Exercise aim: Of all the lines in the material, how many include the word "оригинала"? Give only the number.

Data extracted from a collection:
========
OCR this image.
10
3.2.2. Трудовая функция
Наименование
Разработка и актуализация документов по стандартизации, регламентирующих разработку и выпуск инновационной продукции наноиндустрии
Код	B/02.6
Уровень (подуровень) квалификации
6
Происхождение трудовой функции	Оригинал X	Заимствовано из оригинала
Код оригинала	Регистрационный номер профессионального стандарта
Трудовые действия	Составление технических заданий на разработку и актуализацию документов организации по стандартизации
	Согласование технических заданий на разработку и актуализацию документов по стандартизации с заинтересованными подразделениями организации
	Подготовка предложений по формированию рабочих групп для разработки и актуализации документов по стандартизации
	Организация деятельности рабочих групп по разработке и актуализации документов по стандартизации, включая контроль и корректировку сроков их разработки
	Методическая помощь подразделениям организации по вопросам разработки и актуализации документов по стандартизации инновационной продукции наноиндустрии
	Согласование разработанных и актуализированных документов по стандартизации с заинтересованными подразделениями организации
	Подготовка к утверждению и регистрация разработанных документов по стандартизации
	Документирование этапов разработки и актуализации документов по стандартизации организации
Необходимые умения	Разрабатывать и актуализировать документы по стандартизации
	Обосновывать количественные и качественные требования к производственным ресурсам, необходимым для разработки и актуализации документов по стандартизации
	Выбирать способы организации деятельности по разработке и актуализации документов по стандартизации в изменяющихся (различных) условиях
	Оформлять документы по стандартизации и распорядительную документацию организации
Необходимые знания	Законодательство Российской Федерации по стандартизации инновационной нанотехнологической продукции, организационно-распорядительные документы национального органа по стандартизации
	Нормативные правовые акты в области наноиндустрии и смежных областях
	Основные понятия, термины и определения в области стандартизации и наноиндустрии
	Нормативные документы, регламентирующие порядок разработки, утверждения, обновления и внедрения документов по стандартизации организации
========
Answer below: 2